[begin SUPPLIED MATERIAL]
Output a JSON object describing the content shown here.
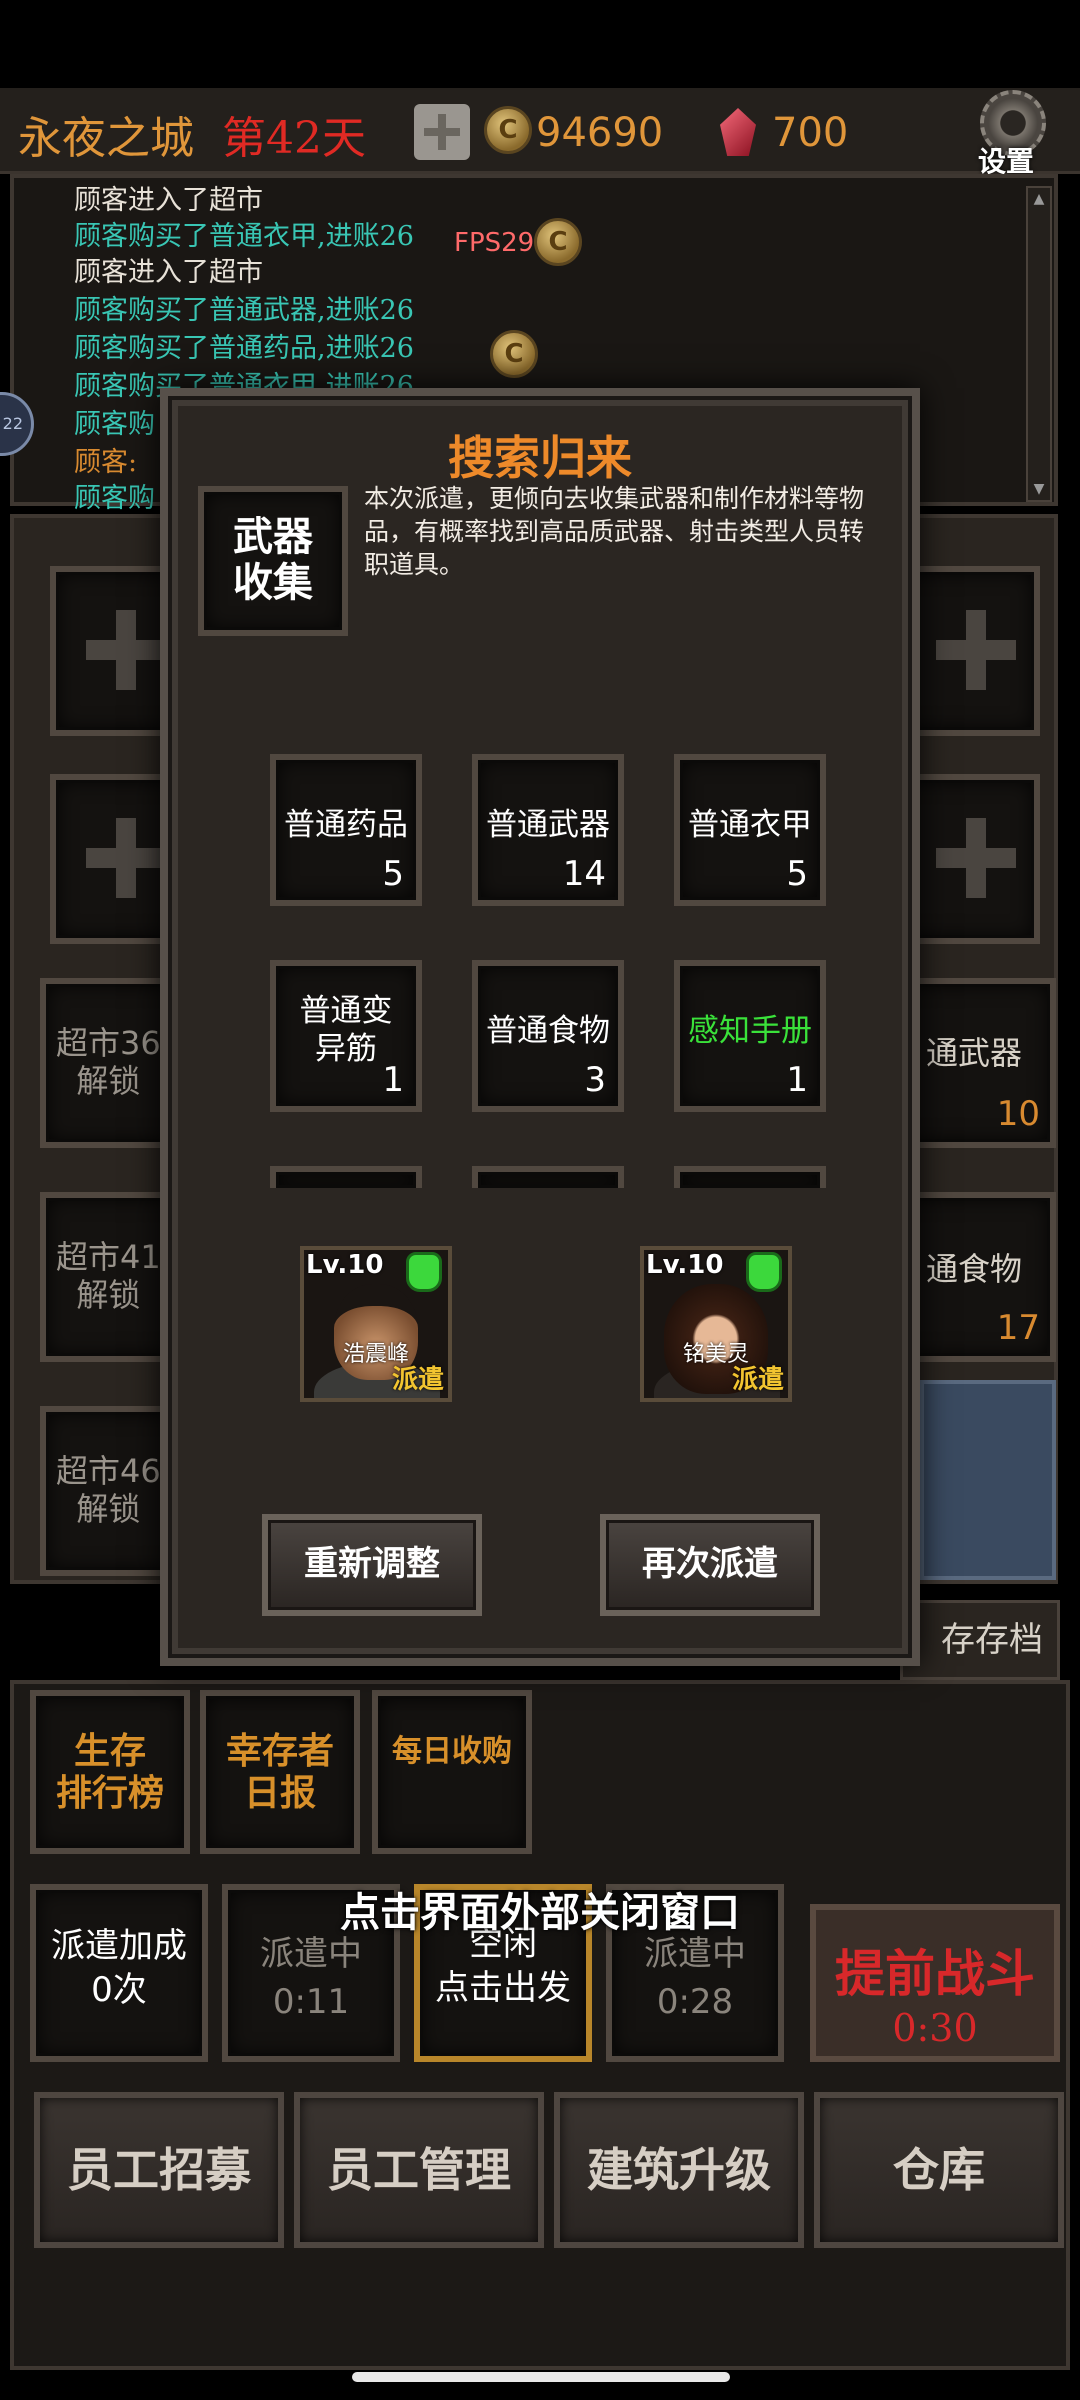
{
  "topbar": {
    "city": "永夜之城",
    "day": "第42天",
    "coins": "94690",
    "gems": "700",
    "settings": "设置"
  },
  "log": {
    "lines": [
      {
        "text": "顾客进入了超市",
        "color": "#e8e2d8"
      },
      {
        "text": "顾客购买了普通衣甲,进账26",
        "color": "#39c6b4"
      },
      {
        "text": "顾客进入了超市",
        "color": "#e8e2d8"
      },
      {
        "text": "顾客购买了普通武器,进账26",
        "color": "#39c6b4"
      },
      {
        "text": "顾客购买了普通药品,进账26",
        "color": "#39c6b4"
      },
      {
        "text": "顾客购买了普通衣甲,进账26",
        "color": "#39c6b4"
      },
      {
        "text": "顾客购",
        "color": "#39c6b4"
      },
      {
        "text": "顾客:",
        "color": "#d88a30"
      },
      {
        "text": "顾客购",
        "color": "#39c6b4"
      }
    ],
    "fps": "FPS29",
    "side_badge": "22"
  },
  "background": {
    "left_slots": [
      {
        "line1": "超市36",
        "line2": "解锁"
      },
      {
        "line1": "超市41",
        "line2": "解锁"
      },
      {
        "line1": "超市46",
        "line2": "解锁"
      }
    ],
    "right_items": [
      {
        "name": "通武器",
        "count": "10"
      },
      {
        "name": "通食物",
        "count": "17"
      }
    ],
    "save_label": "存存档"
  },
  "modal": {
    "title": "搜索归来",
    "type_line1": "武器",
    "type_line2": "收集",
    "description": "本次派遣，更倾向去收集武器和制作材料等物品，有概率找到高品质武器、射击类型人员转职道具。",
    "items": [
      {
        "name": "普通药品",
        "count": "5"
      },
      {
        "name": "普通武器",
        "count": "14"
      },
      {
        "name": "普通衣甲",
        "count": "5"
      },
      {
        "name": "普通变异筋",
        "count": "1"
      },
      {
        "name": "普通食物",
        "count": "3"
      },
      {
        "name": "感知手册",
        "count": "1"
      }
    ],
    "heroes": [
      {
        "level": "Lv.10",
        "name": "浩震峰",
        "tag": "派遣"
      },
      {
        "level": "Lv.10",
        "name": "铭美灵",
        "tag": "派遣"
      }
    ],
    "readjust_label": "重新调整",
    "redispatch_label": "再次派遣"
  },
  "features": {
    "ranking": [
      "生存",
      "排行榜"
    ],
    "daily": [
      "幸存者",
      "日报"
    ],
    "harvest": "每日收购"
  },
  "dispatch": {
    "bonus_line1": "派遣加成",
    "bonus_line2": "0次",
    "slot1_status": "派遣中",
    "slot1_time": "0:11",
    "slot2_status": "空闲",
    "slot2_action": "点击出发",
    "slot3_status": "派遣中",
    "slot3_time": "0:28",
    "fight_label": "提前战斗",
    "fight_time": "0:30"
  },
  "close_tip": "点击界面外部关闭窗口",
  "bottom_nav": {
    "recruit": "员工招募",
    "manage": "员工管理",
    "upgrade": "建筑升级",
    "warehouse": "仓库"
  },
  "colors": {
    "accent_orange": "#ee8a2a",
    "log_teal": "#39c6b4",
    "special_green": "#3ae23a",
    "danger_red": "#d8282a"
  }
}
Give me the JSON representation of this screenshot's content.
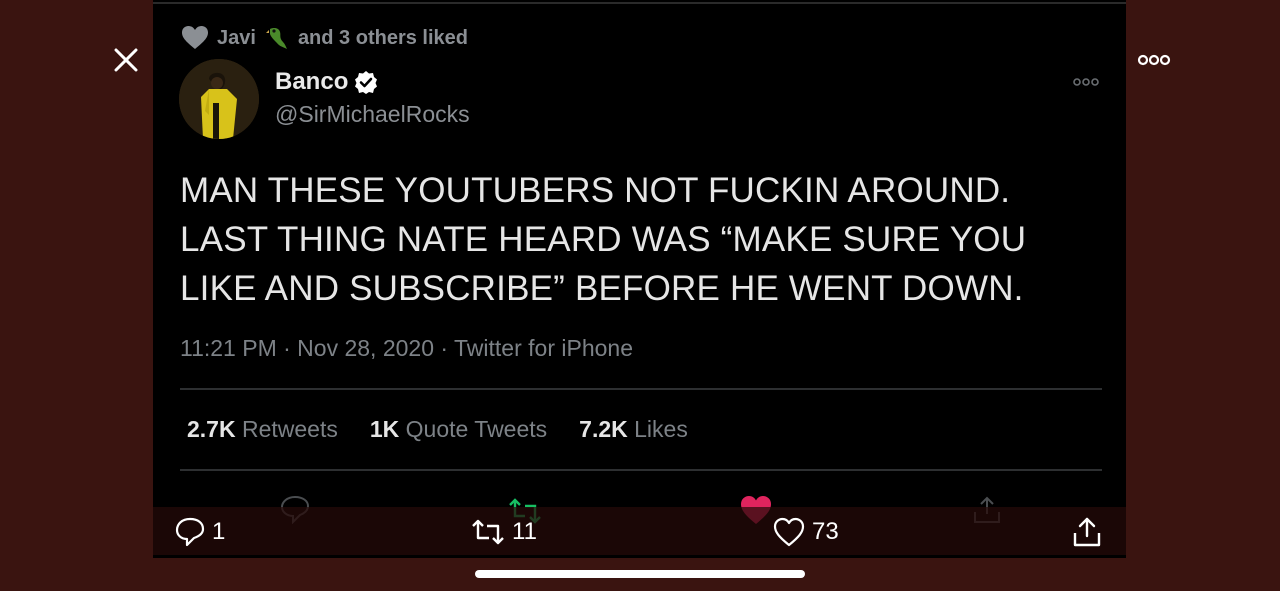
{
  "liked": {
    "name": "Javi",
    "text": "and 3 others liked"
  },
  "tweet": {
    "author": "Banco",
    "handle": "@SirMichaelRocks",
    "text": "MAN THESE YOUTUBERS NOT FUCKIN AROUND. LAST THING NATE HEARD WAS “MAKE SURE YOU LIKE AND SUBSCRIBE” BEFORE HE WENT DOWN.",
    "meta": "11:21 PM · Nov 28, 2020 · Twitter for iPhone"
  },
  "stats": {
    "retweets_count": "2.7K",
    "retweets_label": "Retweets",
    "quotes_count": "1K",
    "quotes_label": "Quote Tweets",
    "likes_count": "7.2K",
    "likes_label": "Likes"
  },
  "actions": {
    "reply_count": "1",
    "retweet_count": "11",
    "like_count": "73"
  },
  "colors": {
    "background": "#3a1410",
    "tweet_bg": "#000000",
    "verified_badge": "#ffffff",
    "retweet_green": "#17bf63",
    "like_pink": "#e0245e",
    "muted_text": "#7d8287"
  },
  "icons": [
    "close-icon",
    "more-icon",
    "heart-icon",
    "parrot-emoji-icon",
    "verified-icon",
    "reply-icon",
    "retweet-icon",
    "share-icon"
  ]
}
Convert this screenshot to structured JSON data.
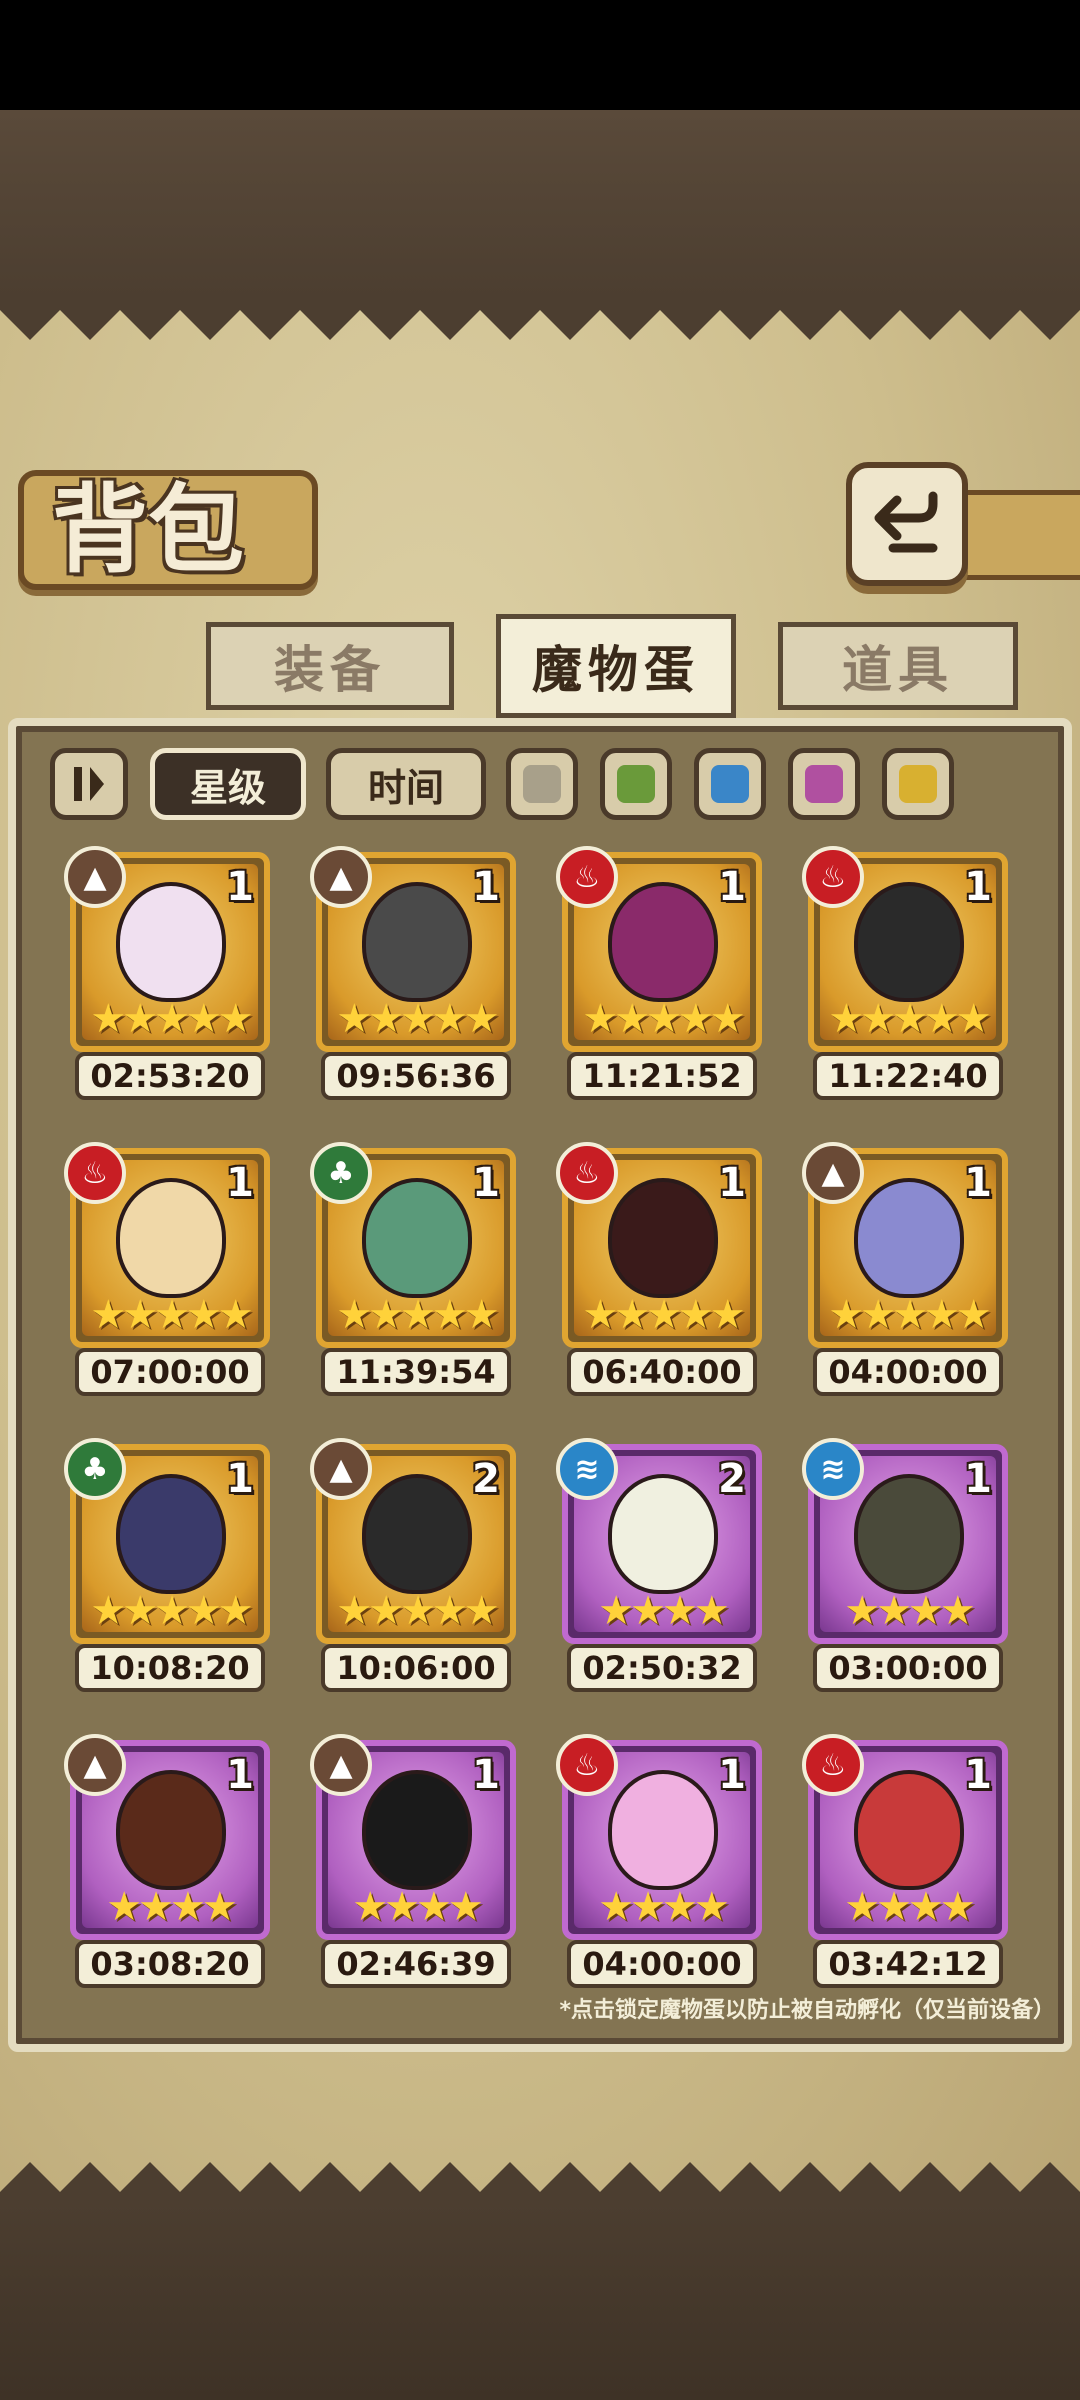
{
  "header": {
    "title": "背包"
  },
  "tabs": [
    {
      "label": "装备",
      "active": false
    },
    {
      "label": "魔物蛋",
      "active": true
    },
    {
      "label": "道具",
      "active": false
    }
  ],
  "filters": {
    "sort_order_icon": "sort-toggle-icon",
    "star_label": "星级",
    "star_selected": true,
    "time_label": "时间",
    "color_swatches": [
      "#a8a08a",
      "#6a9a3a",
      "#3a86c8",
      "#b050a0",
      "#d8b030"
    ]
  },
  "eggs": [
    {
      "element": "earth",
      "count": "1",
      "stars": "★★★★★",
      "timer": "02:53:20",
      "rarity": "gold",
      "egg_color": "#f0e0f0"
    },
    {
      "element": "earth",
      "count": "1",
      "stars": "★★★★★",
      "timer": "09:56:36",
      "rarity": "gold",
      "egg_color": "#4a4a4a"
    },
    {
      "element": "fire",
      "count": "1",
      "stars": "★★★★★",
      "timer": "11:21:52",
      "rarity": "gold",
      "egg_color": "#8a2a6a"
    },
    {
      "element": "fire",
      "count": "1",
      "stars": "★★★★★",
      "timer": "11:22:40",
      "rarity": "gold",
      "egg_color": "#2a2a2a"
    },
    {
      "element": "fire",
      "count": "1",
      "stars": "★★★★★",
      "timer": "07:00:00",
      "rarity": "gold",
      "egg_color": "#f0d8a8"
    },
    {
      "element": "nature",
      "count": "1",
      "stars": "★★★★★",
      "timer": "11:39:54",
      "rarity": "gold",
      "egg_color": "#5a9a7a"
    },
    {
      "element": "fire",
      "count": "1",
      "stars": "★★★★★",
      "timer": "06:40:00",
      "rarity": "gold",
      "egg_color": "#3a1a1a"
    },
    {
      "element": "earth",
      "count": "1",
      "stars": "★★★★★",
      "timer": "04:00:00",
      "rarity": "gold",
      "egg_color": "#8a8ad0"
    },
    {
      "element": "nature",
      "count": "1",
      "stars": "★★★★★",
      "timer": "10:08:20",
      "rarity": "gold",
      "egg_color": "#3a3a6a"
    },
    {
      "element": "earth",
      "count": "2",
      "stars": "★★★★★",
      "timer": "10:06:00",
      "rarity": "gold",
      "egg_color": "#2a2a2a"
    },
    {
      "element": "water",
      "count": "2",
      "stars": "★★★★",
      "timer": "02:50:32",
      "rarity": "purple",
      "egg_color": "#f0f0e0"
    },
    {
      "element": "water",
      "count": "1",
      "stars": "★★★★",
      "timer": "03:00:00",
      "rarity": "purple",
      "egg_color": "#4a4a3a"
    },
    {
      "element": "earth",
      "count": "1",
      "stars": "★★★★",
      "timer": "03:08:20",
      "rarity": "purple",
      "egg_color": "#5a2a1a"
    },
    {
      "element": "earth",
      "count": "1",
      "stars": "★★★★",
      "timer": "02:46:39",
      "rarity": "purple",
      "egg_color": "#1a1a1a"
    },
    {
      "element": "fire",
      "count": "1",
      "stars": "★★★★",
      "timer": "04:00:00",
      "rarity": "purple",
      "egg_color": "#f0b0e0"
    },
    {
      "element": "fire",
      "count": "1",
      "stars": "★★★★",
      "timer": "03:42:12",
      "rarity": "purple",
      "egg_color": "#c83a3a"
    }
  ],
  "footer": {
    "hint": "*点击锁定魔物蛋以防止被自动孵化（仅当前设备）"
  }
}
[end SUPPLIED MATERIAL]
### TASK PROMPT:
Which lines above contain "screenshot"? Show each of them.

### RESPONSE TO THIS TASK:
Give me the JSON representation of this screenshot's content.
Convert this screenshot to structured JSON data.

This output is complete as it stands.